Records for this task
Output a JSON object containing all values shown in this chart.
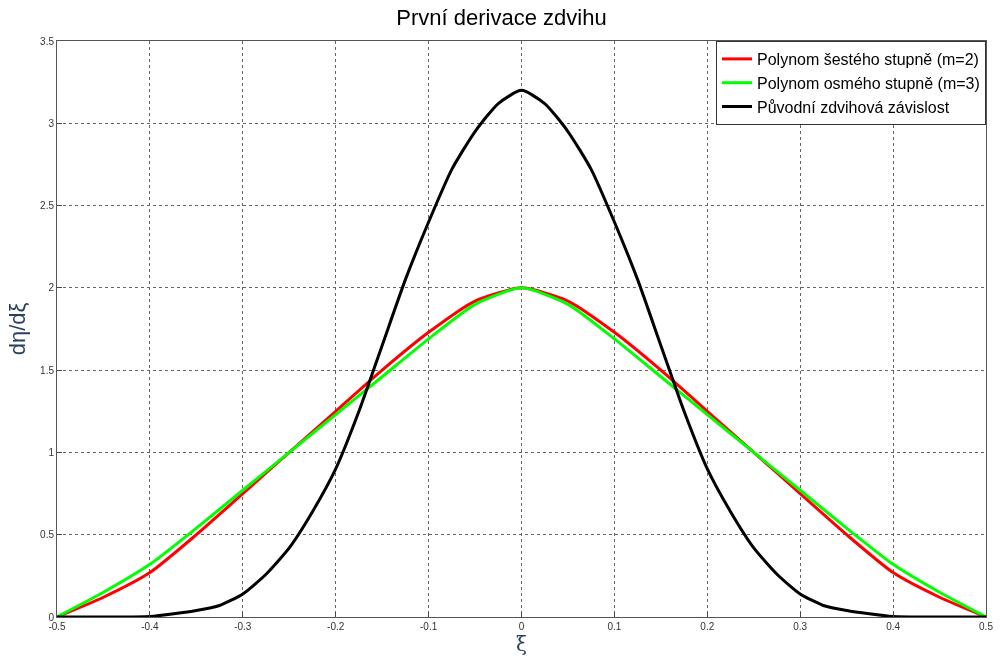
{
  "chart_data": {
    "type": "line",
    "title": "První derivace zdvihu",
    "xlabel": "ξ",
    "ylabel": "dη/dξ",
    "xlim": [
      -0.5,
      0.5
    ],
    "xticks": [
      -0.5,
      -0.4,
      -0.3,
      -0.2,
      -0.1,
      0,
      0.1,
      0.2,
      0.3,
      0.4,
      0.5
    ],
    "ylim": [
      0,
      3.5
    ],
    "yticks": [
      0,
      0.5,
      1,
      1.5,
      2,
      2.5,
      3,
      3.5
    ],
    "grid": true,
    "legend": "top right",
    "line_style": "solid",
    "series": [
      {
        "name": "Polynom šestého stupně (m=2)",
        "color": "#ff0000",
        "x": [
          -0.5,
          -0.45,
          -0.4,
          -0.35,
          -0.3,
          -0.25,
          -0.2,
          -0.15,
          -0.1,
          -0.05,
          0,
          0.05,
          0.1,
          0.15,
          0.2,
          0.25,
          0.3,
          0.35,
          0.4,
          0.45,
          0.5
        ],
        "values": [
          0,
          0.12,
          0.27,
          0.5,
          0.75,
          1.0,
          1.25,
          1.5,
          1.73,
          1.92,
          2,
          1.92,
          1.73,
          1.5,
          1.25,
          1.0,
          0.75,
          0.5,
          0.27,
          0.12,
          0
        ]
      },
      {
        "name": "Polynom osmého stupně (m=3)",
        "color": "#00ff00",
        "x": [
          -0.5,
          -0.45,
          -0.4,
          -0.35,
          -0.3,
          -0.25,
          -0.2,
          -0.15,
          -0.1,
          -0.05,
          0,
          0.05,
          0.1,
          0.15,
          0.2,
          0.25,
          0.3,
          0.35,
          0.4,
          0.45,
          0.5
        ],
        "values": [
          0,
          0.15,
          0.32,
          0.54,
          0.77,
          1.0,
          1.23,
          1.46,
          1.69,
          1.9,
          2,
          1.9,
          1.69,
          1.46,
          1.23,
          1.0,
          0.77,
          0.54,
          0.32,
          0.15,
          0
        ]
      },
      {
        "name": "Původní zdvihová závislost",
        "color": "#000000",
        "x": [
          -0.5,
          -0.45,
          -0.4,
          -0.35,
          -0.325,
          -0.3,
          -0.275,
          -0.25,
          -0.225,
          -0.2,
          -0.175,
          -0.15,
          -0.125,
          -0.1,
          -0.075,
          -0.05,
          -0.025,
          0,
          0.025,
          0.05,
          0.075,
          0.1,
          0.125,
          0.15,
          0.175,
          0.2,
          0.225,
          0.25,
          0.275,
          0.3,
          0.325,
          0.35,
          0.4,
          0.45,
          0.5
        ],
        "values": [
          0,
          0,
          0.003,
          0.04,
          0.07,
          0.14,
          0.26,
          0.42,
          0.64,
          0.9,
          1.25,
          1.65,
          2.05,
          2.4,
          2.72,
          2.95,
          3.12,
          3.2,
          3.12,
          2.95,
          2.72,
          2.4,
          2.05,
          1.65,
          1.25,
          0.9,
          0.64,
          0.42,
          0.26,
          0.14,
          0.07,
          0.04,
          0.003,
          0,
          0
        ]
      }
    ]
  }
}
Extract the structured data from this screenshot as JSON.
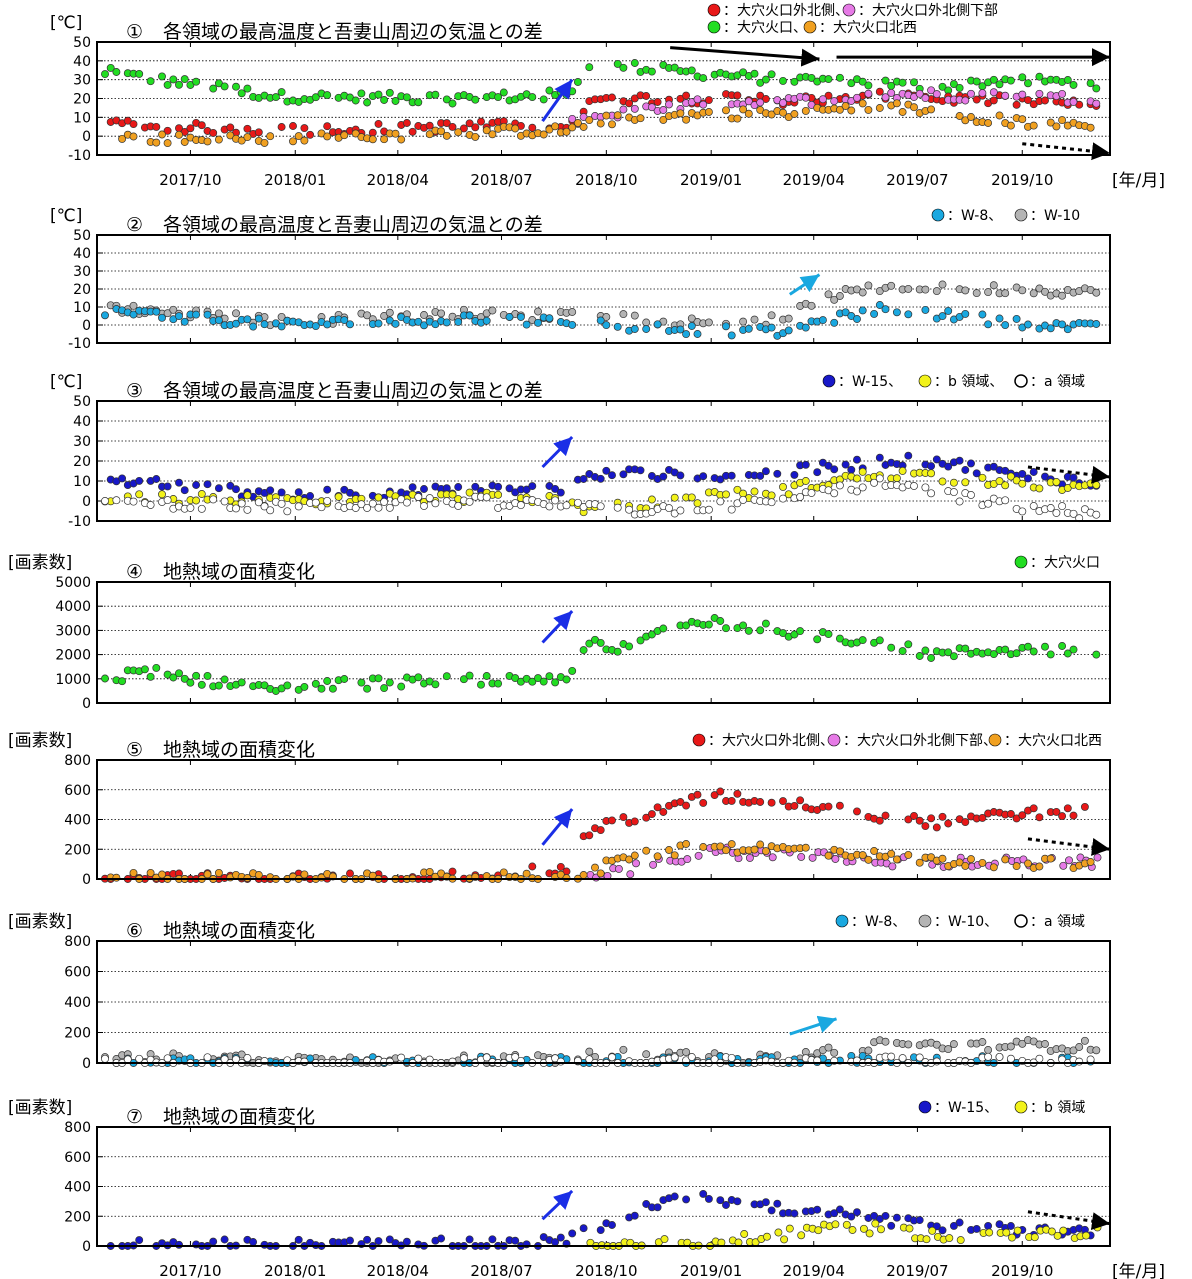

Work to complete
Ascertain the number of lines in the entries that include the word "name", and report only that number.

Full response
3